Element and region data
---

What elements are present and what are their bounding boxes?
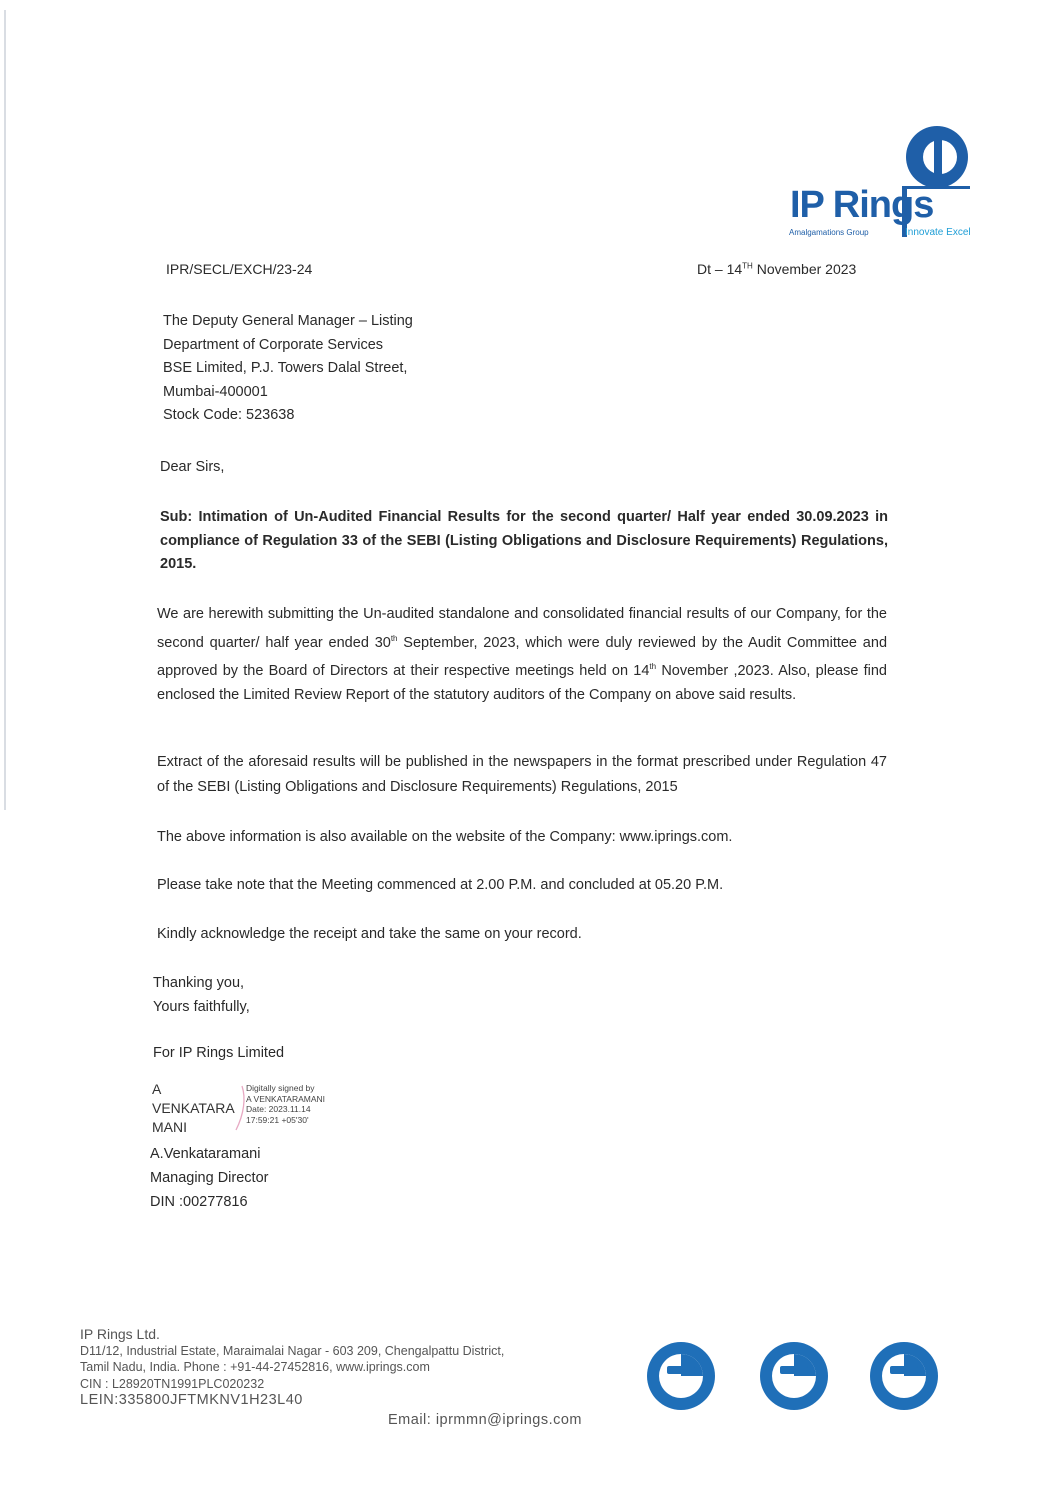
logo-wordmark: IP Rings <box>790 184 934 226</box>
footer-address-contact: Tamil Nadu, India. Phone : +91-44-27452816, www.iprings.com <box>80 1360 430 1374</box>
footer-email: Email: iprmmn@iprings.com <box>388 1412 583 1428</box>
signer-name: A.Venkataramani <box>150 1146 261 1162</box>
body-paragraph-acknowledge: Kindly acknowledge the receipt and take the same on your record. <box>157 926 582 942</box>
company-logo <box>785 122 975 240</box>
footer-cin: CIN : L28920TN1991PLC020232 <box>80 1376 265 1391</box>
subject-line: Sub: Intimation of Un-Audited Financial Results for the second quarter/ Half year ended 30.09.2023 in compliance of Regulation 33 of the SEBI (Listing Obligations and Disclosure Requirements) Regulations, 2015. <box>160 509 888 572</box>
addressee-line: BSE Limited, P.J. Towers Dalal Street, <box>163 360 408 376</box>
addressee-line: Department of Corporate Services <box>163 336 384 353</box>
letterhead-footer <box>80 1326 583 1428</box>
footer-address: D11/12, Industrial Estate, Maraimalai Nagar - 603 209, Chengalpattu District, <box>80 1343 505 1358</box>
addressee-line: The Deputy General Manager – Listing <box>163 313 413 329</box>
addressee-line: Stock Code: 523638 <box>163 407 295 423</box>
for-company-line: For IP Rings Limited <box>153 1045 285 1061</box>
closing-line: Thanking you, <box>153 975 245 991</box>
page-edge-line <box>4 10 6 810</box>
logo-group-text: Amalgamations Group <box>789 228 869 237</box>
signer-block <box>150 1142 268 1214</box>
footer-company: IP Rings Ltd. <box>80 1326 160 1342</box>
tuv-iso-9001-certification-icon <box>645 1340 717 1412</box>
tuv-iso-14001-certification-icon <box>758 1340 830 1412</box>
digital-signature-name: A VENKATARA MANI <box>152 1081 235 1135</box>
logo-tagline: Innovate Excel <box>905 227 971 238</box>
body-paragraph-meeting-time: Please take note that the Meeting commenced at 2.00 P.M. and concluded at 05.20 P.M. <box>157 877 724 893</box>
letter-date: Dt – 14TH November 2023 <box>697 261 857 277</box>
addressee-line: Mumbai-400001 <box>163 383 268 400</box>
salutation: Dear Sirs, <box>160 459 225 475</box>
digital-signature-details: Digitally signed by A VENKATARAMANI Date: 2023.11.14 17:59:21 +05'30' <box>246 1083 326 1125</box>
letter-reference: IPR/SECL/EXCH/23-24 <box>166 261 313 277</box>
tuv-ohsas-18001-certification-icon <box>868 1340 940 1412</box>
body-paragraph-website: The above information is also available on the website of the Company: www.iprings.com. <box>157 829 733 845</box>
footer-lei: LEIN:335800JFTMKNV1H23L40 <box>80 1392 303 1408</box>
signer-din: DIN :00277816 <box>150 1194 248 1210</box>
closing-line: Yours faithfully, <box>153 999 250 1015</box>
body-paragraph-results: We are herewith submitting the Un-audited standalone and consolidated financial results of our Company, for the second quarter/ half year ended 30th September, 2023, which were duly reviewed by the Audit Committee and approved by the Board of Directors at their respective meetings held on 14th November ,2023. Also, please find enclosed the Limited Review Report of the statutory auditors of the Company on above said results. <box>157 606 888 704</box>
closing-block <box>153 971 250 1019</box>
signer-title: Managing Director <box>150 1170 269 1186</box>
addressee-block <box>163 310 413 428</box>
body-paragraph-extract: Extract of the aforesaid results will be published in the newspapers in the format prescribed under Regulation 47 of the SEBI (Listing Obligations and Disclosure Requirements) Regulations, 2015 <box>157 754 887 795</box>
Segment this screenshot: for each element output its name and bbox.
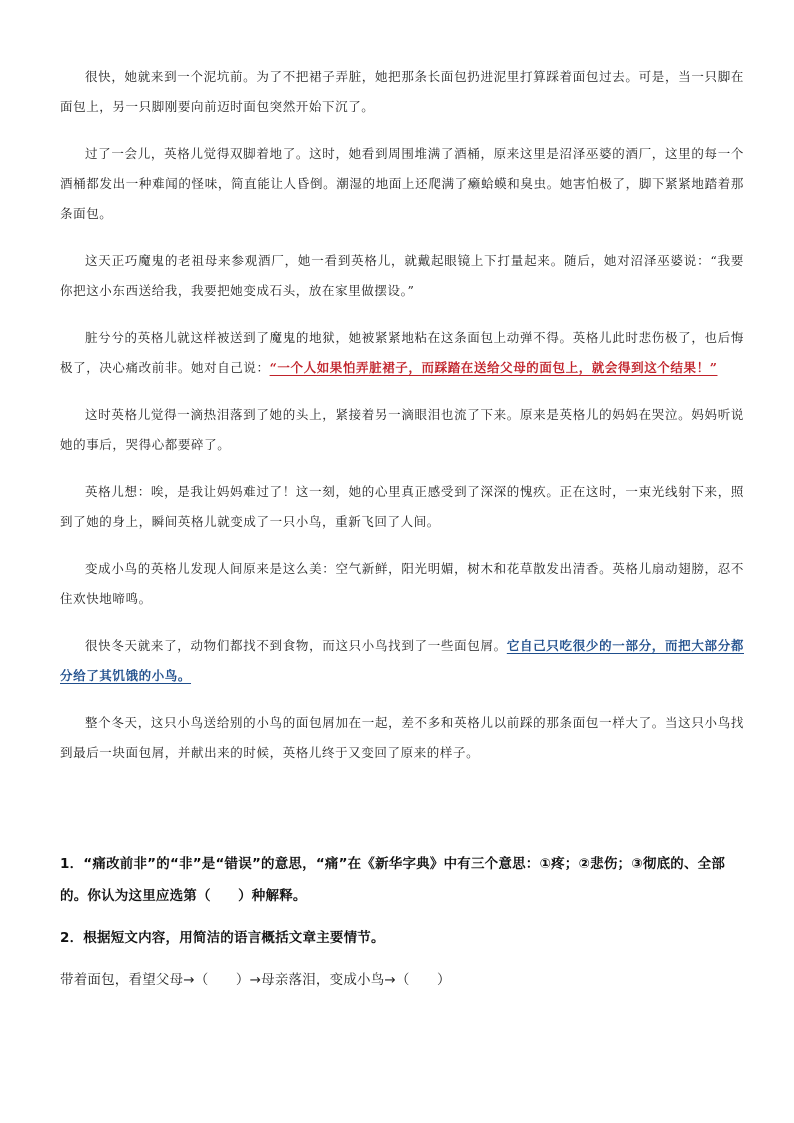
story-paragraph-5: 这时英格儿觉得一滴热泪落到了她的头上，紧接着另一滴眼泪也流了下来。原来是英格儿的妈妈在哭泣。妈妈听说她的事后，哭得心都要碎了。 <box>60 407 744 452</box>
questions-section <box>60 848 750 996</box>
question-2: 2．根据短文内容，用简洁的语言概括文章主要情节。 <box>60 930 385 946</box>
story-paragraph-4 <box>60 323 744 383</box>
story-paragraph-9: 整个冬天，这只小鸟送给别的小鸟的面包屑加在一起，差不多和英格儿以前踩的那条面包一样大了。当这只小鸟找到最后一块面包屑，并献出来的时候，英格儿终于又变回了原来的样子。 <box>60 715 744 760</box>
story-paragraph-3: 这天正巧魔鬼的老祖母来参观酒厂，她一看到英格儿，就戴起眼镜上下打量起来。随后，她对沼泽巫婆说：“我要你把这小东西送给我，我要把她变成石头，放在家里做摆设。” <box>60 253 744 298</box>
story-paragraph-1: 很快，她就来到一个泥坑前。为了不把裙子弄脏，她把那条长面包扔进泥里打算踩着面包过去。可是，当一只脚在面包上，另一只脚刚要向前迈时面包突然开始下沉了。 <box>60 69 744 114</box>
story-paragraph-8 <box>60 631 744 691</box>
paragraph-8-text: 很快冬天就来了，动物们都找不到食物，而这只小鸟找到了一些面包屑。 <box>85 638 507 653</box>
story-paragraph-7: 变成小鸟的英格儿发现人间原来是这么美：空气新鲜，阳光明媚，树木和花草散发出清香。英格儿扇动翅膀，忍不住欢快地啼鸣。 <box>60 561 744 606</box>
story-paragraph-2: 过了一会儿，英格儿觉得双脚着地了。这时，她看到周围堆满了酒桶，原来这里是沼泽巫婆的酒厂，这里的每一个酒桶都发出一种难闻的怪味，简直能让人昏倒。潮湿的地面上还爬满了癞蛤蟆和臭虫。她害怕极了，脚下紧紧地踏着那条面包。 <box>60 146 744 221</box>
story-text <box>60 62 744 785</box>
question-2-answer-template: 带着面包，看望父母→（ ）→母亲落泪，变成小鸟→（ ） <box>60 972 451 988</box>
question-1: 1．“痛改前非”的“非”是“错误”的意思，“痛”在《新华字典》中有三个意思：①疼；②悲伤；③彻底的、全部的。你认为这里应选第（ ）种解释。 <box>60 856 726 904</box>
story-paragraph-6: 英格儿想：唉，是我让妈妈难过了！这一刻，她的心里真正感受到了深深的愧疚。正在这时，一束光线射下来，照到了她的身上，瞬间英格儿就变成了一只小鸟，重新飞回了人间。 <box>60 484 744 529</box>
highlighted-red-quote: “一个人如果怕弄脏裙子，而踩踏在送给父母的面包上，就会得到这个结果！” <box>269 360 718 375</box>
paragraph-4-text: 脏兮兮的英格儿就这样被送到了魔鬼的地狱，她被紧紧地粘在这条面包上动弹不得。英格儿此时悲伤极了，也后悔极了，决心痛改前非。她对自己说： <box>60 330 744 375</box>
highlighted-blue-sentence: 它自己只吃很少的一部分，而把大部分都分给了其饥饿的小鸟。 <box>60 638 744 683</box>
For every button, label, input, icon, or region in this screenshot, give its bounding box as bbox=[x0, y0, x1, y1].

---

*Exercise instructions*
Copy out every line of the data above word for word, leaving the pictures out.

*Finished task*
What elements are present and what are their bounding boxes?
logo-wordmark: IP Rings <box>790 184 934 226</box>
footer-address-contact: Tamil Nadu, India. Phone : +91-44-27452816, www.iprings.com <box>80 1360 430 1374</box>
footer-email: Email: iprmmn@iprings.com <box>388 1412 583 1428</box>
signer-name: A.Venkataramani <box>150 1146 261 1162</box>
body-paragraph-acknowledge: Kindly acknowledge the receipt and take the same on your record. <box>157 926 582 942</box>
company-logo <box>785 122 975 240</box>
footer-cin: CIN : L28920TN1991PLC020232 <box>80 1376 265 1391</box>
subject-line: Sub: Intimation of Un-Audited Financial Results for the second quarter/ Half year ended 30.09.2023 in compliance of Regulation 33 of the SEBI (Listing Obligations and Disclosure Requirements) Regulations, 2015. <box>160 509 888 572</box>
addressee-line: BSE Limited, P.J. Towers Dalal Street, <box>163 360 408 376</box>
addressee-line: Department of Corporate Services <box>163 336 384 353</box>
letterhead-footer <box>80 1326 583 1428</box>
footer-address: D11/12, Industrial Estate, Maraimalai Nagar - 603 209, Chengalpattu District, <box>80 1343 505 1358</box>
addressee-line: The Deputy General Manager – Listing <box>163 313 413 329</box>
addressee-line: Stock Code: 523638 <box>163 407 295 423</box>
for-company-line: For IP Rings Limited <box>153 1045 285 1061</box>
closing-line: Thanking you, <box>153 975 245 991</box>
page-edge-line <box>4 10 6 810</box>
logo-group-text: Amalgamations Group <box>789 228 869 237</box>
signer-block <box>150 1142 268 1214</box>
footer-company: IP Rings Ltd. <box>80 1326 160 1342</box>
tuv-iso-9001-certification-icon <box>645 1340 717 1412</box>
tuv-iso-14001-certification-icon <box>758 1340 830 1412</box>
digital-signature-name: A VENKATARA MANI <box>152 1081 235 1135</box>
logo-tagline: Innovate Excel <box>905 227 971 238</box>
body-paragraph-meeting-time: Please take note that the Meeting commenced at 2.00 P.M. and concluded at 05.20 P.M. <box>157 877 724 893</box>
letter-date: Dt – 14TH November 2023 <box>697 261 857 277</box>
addressee-line: Mumbai-400001 <box>163 383 268 400</box>
salutation: Dear Sirs, <box>160 459 225 475</box>
digital-signature-details: Digitally signed by A VENKATARAMANI Date: 2023.11.14 17:59:21 +05'30' <box>246 1083 326 1125</box>
letter-reference: IPR/SECL/EXCH/23-24 <box>166 261 313 277</box>
tuv-ohsas-18001-certification-icon <box>868 1340 940 1412</box>
body-paragraph-website: The above information is also available on the website of the Company: www.iprings.com. <box>157 829 733 845</box>
footer-lei: LEIN:335800JFTMKNV1H23L40 <box>80 1392 303 1408</box>
signer-din: DIN :00277816 <box>150 1194 248 1210</box>
closing-line: Yours faithfully, <box>153 999 250 1015</box>
body-paragraph-results: We are herewith submitting the Un-audited standalone and consolidated financial results of our Company, for the second quarter/ half year ended 30th September, 2023, which were duly reviewed by the Audit Committee and approved by the Board of Directors at their respective meetings held on 14th November ,2023. Also, please find enclosed the Limited Review Report of the statutory auditors of the Company on above said results. <box>157 606 888 704</box>
closing-block <box>153 971 250 1019</box>
signer-title: Managing Director <box>150 1170 269 1186</box>
addressee-block <box>163 310 413 428</box>
body-paragraph-extract: Extract of the aforesaid results will be published in the newspapers in the format prescribed under Regulation 47 of the SEBI (Listing Obligations and Disclosure Requirements) Regulations, 2015 <box>157 754 887 795</box>
Segment this screenshot: for each element output its name and bbox.
story-paragraph-5: 这时英格儿觉得一滴热泪落到了她的头上，紧接着另一滴眼泪也流了下来。原来是英格儿的妈妈在哭泣。妈妈听说她的事后，哭得心都要碎了。 <box>60 407 744 452</box>
questions-section <box>60 848 750 996</box>
question-2: 2．根据短文内容，用简洁的语言概括文章主要情节。 <box>60 930 385 946</box>
story-paragraph-4 <box>60 323 744 383</box>
story-paragraph-9: 整个冬天，这只小鸟送给别的小鸟的面包屑加在一起，差不多和英格儿以前踩的那条面包一样大了。当这只小鸟找到最后一块面包屑，并献出来的时候，英格儿终于又变回了原来的样子。 <box>60 715 744 760</box>
story-paragraph-3: 这天正巧魔鬼的老祖母来参观酒厂，她一看到英格儿，就戴起眼镜上下打量起来。随后，她对沼泽巫婆说：“我要你把这小东西送给我，我要把她变成石头，放在家里做摆设。” <box>60 253 744 298</box>
story-paragraph-1: 很快，她就来到一个泥坑前。为了不把裙子弄脏，她把那条长面包扔进泥里打算踩着面包过去。可是，当一只脚在面包上，另一只脚刚要向前迈时面包突然开始下沉了。 <box>60 69 744 114</box>
story-paragraph-8 <box>60 631 744 691</box>
paragraph-8-text: 很快冬天就来了，动物们都找不到食物，而这只小鸟找到了一些面包屑。 <box>85 638 507 653</box>
story-paragraph-7: 变成小鸟的英格儿发现人间原来是这么美：空气新鲜，阳光明媚，树木和花草散发出清香。英格儿扇动翅膀，忍不住欢快地啼鸣。 <box>60 561 744 606</box>
story-paragraph-2: 过了一会儿，英格儿觉得双脚着地了。这时，她看到周围堆满了酒桶，原来这里是沼泽巫婆的酒厂，这里的每一个酒桶都发出一种难闻的怪味，简直能让人昏倒。潮湿的地面上还爬满了癞蛤蟆和臭虫。她害怕极了，脚下紧紧地踏着那条面包。 <box>60 146 744 221</box>
story-text <box>60 62 744 785</box>
question-2-answer-template: 带着面包，看望父母→（ ）→母亲落泪，变成小鸟→（ ） <box>60 972 451 988</box>
question-1: 1．“痛改前非”的“非”是“错误”的意思，“痛”在《新华字典》中有三个意思：①疼；②悲伤；③彻底的、全部的。你认为这里应选第（ ）种解释。 <box>60 856 726 904</box>
story-paragraph-6: 英格儿想：唉，是我让妈妈难过了！这一刻，她的心里真正感受到了深深的愧疚。正在这时，一束光线射下来，照到了她的身上，瞬间英格儿就变成了一只小鸟，重新飞回了人间。 <box>60 484 744 529</box>
highlighted-red-quote: “一个人如果怕弄脏裙子，而踩踏在送给父母的面包上，就会得到这个结果！” <box>269 360 718 375</box>
paragraph-4-text: 脏兮兮的英格儿就这样被送到了魔鬼的地狱，她被紧紧地粘在这条面包上动弹不得。英格儿此时悲伤极了，也后悔极了，决心痛改前非。她对自己说： <box>60 330 744 375</box>
highlighted-blue-sentence: 它自己只吃很少的一部分，而把大部分都分给了其饥饿的小鸟。 <box>60 638 744 683</box>
For every button, label, input, icon, or region in this screenshot, give its bounding box as bbox=[x0, y0, x1, y1].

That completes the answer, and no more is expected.